GIVEN TASK: Restate every line of the material, word for word.

Stored data:
§
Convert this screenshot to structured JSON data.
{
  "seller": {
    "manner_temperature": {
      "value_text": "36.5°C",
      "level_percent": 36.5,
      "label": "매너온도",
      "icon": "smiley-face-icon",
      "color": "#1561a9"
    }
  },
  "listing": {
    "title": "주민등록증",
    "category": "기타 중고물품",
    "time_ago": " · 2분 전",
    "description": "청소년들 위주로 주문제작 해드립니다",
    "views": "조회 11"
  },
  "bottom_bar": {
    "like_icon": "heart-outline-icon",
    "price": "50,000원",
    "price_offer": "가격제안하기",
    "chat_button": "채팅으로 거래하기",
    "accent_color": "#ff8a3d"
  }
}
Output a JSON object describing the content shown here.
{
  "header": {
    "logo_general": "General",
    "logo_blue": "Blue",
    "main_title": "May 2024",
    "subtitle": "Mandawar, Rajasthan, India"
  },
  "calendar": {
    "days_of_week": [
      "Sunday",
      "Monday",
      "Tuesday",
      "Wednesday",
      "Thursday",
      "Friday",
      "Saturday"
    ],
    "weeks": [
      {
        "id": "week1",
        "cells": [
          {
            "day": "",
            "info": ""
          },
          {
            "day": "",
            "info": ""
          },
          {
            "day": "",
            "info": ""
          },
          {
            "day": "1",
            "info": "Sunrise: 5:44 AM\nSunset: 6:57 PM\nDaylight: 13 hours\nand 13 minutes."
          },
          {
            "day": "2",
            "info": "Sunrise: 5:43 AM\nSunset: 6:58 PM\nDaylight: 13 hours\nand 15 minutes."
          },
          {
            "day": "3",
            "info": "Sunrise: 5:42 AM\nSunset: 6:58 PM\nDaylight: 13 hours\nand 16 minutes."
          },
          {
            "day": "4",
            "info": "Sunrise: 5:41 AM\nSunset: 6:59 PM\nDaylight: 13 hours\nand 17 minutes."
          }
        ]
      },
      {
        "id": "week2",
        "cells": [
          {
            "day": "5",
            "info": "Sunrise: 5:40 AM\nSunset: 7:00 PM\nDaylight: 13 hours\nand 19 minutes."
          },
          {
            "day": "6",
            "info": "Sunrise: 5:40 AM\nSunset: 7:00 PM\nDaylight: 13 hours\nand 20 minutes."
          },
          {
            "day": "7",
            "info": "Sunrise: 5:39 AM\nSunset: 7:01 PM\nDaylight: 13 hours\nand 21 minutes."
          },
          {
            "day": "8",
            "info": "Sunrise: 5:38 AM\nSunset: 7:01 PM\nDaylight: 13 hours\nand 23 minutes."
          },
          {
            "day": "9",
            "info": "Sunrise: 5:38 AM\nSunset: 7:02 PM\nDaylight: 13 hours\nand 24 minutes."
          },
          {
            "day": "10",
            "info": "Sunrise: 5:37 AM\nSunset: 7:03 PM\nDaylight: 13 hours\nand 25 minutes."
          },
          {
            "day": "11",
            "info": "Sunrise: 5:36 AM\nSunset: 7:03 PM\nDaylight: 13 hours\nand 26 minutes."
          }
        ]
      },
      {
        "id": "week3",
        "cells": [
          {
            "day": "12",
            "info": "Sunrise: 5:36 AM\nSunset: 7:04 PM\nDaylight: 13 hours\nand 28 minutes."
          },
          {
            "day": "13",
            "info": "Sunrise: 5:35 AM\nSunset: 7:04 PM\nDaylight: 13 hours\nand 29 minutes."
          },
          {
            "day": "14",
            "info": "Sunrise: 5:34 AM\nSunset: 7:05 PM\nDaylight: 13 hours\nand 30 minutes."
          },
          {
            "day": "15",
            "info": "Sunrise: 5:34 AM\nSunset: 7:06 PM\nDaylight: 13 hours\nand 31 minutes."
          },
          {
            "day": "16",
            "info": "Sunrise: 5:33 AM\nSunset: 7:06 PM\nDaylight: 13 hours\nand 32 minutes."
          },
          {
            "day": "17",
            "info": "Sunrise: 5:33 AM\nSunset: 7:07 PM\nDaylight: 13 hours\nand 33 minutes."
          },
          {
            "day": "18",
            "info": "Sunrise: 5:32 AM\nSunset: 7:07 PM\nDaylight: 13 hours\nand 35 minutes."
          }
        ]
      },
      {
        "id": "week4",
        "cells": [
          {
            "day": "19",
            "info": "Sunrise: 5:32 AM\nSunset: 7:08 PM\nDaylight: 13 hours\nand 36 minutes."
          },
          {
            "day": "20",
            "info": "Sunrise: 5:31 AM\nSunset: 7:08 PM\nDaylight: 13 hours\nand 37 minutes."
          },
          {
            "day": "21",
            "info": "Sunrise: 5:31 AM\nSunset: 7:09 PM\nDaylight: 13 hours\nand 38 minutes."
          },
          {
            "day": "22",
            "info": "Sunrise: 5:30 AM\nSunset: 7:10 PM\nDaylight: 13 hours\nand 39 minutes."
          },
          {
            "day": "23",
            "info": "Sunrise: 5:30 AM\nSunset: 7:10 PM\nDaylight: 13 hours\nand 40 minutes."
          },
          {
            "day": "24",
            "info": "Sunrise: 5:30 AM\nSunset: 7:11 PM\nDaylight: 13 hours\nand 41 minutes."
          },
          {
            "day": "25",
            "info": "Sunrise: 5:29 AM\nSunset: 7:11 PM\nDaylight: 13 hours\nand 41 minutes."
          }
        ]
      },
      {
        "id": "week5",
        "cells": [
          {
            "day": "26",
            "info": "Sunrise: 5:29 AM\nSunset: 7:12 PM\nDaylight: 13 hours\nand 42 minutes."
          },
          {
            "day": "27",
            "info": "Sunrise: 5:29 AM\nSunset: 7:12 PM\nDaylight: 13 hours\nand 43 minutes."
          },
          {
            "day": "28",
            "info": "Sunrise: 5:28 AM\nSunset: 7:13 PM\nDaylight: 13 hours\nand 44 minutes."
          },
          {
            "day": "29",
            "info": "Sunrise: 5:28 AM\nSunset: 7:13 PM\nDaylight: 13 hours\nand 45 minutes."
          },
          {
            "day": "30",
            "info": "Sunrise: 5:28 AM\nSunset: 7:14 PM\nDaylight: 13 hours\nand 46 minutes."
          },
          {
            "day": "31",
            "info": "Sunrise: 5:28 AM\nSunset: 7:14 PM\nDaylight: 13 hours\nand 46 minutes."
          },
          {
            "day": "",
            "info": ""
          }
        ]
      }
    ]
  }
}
§
THE COMPLETED TASK:
Convert this screenshot to structured JSON data.
{
  "seller": {
    "manner_temperature": {
      "value_text": "36.5°C",
      "level_percent": 36.5,
      "label": "매너온도",
      "icon": "smiley-face-icon",
      "color": "#1561a9"
    }
  },
  "listing": {
    "title": "주민등록증",
    "category": "기타 중고물품",
    "time_ago": " · 2분 전",
    "description": "청소년들 위주로 주문제작 해드립니다",
    "views": "조회 11"
  },
  "bottom_bar": {
    "like_icon": "heart-outline-icon",
    "price": "50,000원",
    "price_offer": "가격제안하기",
    "chat_button": "채팅으로 거래하기",
    "accent_color": "#ff8a3d"
  }
}
Output a JSON object describing the content shown here.
{
  "header": {
    "logo_general": "General",
    "logo_blue": "Blue",
    "main_title": "May 2024",
    "subtitle": "Mandawar, Rajasthan, India"
  },
  "calendar": {
    "days_of_week": [
      "Sunday",
      "Monday",
      "Tuesday",
      "Wednesday",
      "Thursday",
      "Friday",
      "Saturday"
    ],
    "weeks": [
      {
        "id": "week1",
        "cells": [
          {
            "day": "",
            "info": ""
          },
          {
            "day": "",
            "info": ""
          },
          {
            "day": "",
            "info": ""
          },
          {
            "day": "1",
            "info": "Sunrise: 5:44 AM\nSunset: 6:57 PM\nDaylight: 13 hours\nand 13 minutes."
          },
          {
            "day": "2",
            "info": "Sunrise: 5:43 AM\nSunset: 6:58 PM\nDaylight: 13 hours\nand 15 minutes."
          },
          {
            "day": "3",
            "info": "Sunrise: 5:42 AM\nSunset: 6:58 PM\nDaylight: 13 hours\nand 16 minutes."
          },
          {
            "day": "4",
            "info": "Sunrise: 5:41 AM\nSunset: 6:59 PM\nDaylight: 13 hours\nand 17 minutes."
          }
        ]
      },
      {
        "id": "week2",
        "cells": [
          {
            "day": "5",
            "info": "Sunrise: 5:40 AM\nSunset: 7:00 PM\nDaylight: 13 hours\nand 19 minutes."
          },
          {
            "day": "6",
            "info": "Sunrise: 5:40 AM\nSunset: 7:00 PM\nDaylight: 13 hours\nand 20 minutes."
          },
          {
            "day": "7",
            "info": "Sunrise: 5:39 AM\nSunset: 7:01 PM\nDaylight: 13 hours\nand 21 minutes."
          },
          {
            "day": "8",
            "info": "Sunrise: 5:38 AM\nSunset: 7:01 PM\nDaylight: 13 hours\nand 23 minutes."
          },
          {
            "day": "9",
            "info": "Sunrise: 5:38 AM\nSunset: 7:02 PM\nDaylight: 13 hours\nand 24 minutes."
          },
          {
            "day": "10",
            "info": "Sunrise: 5:37 AM\nSunset: 7:03 PM\nDaylight: 13 hours\nand 25 minutes."
          },
          {
            "day": "11",
            "info": "Sunrise: 5:36 AM\nSunset: 7:03 PM\nDaylight: 13 hours\nand 26 minutes."
          }
        ]
      },
      {
        "id": "week3",
        "cells": [
          {
            "day": "12",
            "info": "Sunrise: 5:36 AM\nSunset: 7:04 PM\nDaylight: 13 hours\nand 28 minutes."
          },
          {
            "day": "13",
            "info": "Sunrise: 5:35 AM\nSunset: 7:04 PM\nDaylight: 13 hours\nand 29 minutes."
          },
          {
            "day": "14",
            "info": "Sunrise: 5:34 AM\nSunset: 7:05 PM\nDaylight: 13 hours\nand 30 minutes."
          },
          {
            "day": "15",
            "info": "Sunrise: 5:34 AM\nSunset: 7:06 PM\nDaylight: 13 hours\nand 31 minutes."
          },
          {
            "day": "16",
            "info": "Sunrise: 5:33 AM\nSunset: 7:06 PM\nDaylight: 13 hours\nand 32 minutes."
          },
          {
            "day": "17",
            "info": "Sunrise: 5:33 AM\nSunset: 7:07 PM\nDaylight: 13 hours\nand 33 minutes."
          },
          {
            "day": "18",
            "info": "Sunrise: 5:32 AM\nSunset: 7:07 PM\nDaylight: 13 hours\nand 35 minutes."
          }
        ]
      },
      {
        "id": "week4",
        "cells": [
          {
            "day": "19",
            "info": "Sunrise: 5:32 AM\nSunset: 7:08 PM\nDaylight: 13 hours\nand 36 minutes."
          },
          {
            "day": "20",
            "info": "Sunrise: 5:31 AM\nSunset: 7:08 PM\nDaylight: 13 hours\nand 37 minutes."
          },
          {
            "day": "21",
            "info": "Sunrise: 5:31 AM\nSunset: 7:09 PM\nDaylight: 13 hours\nand 38 minutes."
          },
          {
            "day": "22",
            "info": "Sunrise: 5:30 AM\nSunset: 7:10 PM\nDaylight: 13 hours\nand 39 minutes."
          },
          {
            "day": "23",
            "info": "Sunrise: 5:30 AM\nSunset: 7:10 PM\nDaylight: 13 hours\nand 40 minutes."
          },
          {
            "day": "24",
            "info": "Sunrise: 5:30 AM\nSunset: 7:11 PM\nDaylight: 13 hours\nand 41 minutes."
          },
          {
            "day": "25",
            "info": "Sunrise: 5:29 AM\nSunset: 7:11 PM\nDaylight: 13 hours\nand 41 minutes."
          }
        ]
      },
      {
        "id": "week5",
        "cells": [
          {
            "day": "26",
            "info": "Sunrise: 5:29 AM\nSunset: 7:12 PM\nDaylight: 13 hours\nand 42 minutes."
          },
          {
            "day": "27",
            "info": "Sunrise: 5:29 AM\nSunset: 7:12 PM\nDaylight: 13 hours\nand 43 minutes."
          },
          {
            "day": "28",
            "info": "Sunrise: 5:28 AM\nSunset: 7:13 PM\nDaylight: 13 hours\nand 44 minutes."
          },
          {
            "day": "29",
            "info": "Sunrise: 5:28 AM\nSunset: 7:13 PM\nDaylight: 13 hours\nand 45 minutes."
          },
          {
            "day": "30",
            "info": "Sunrise: 5:28 AM\nSunset: 7:14 PM\nDaylight: 13 hours\nand 46 minutes."
          },
          {
            "day": "31",
            "info": "Sunrise: 5:28 AM\nSunset: 7:14 PM\nDaylight: 13 hours\nand 46 minutes."
          },
          {
            "day": "",
            "info": ""
          }
        ]
      }
    ]
  }
}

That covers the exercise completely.